Box annotation data
----------
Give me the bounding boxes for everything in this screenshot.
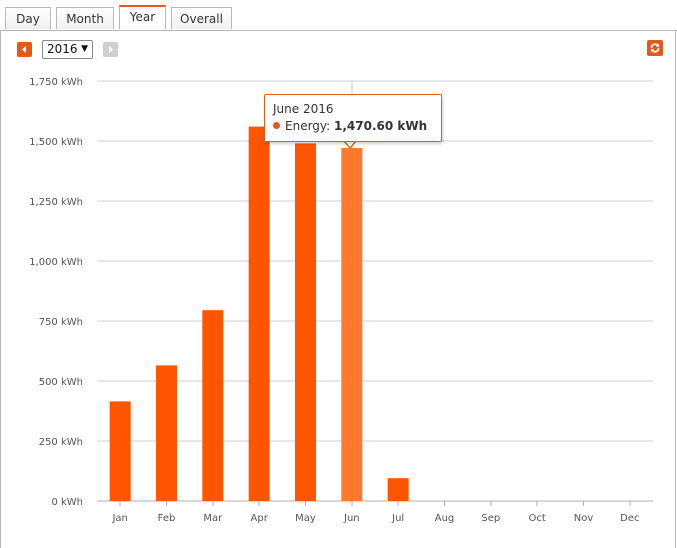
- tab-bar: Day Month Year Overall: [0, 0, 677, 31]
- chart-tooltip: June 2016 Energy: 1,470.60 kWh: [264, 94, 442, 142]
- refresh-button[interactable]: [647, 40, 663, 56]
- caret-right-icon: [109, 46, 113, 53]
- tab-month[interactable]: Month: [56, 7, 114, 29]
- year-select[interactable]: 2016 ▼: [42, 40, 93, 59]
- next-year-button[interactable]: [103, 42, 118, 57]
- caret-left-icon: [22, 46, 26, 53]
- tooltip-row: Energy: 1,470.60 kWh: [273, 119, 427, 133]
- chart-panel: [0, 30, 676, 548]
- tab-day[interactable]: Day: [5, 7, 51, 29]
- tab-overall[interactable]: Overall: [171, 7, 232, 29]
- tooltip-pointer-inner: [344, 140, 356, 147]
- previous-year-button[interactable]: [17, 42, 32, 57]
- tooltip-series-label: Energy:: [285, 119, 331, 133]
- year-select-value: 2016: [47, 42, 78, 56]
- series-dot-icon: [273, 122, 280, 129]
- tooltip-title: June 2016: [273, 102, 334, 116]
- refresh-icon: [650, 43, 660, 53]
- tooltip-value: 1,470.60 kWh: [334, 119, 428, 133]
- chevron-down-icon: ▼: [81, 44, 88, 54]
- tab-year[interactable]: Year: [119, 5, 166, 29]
----------
* **To be done**
Render every line of the records above as a JSON list of strings, one string per line. Skip blank lines and leave the pictures out.

* **Written solution**
[
  "Give me the bounding boxes for everything in this screenshot.",
  "- tab-bar: Day Month Year Overall: [0, 0, 677, 31]",
  "- chart-tooltip: June 2016 Energy: 1,470.60 kWh: [264, 94, 442, 142]",
  "- refresh-button[interactable]: [647, 40, 663, 56]",
  "- caret-right-icon: [109, 46, 113, 53]",
  "- tab-month[interactable]: Month: [56, 7, 114, 29]",
  "- year-select[interactable]: 2016 ▼: [42, 40, 93, 59]",
  "- next-year-button[interactable]: [103, 42, 118, 57]",
  "- caret-left-icon: [22, 46, 26, 53]",
  "- tooltip-row: Energy: 1,470.60 kWh: [273, 119, 427, 133]",
  "- chart-panel: [0, 30, 676, 548]",
  "- tab-day[interactable]: Day: [5, 7, 51, 29]",
  "- tab-overall[interactable]: Overall: [171, 7, 232, 29]",
  "- tooltip-pointer-inner: [344, 140, 356, 147]",
  "- previous-year-button[interactable]: [17, 42, 32, 57]",
  "- tooltip-series-label: Energy:: [285, 119, 331, 133]",
  "- year-select-value: 2016: [47, 42, 78, 56]",
  "- series-dot-icon: [273, 122, 280, 129]",
  "- tooltip-title: June 2016: [273, 102, 334, 116]",
  "- refresh-icon: [650, 43, 660, 53]",
  "- tooltip-value: 1,470.60 kWh: [334, 119, 428, 133]",
  "- chevron-down-icon: ▼: [81, 44, 88, 54]",
  "- tab-year[interactable]: Year: [119, 5, 166, 29]"
]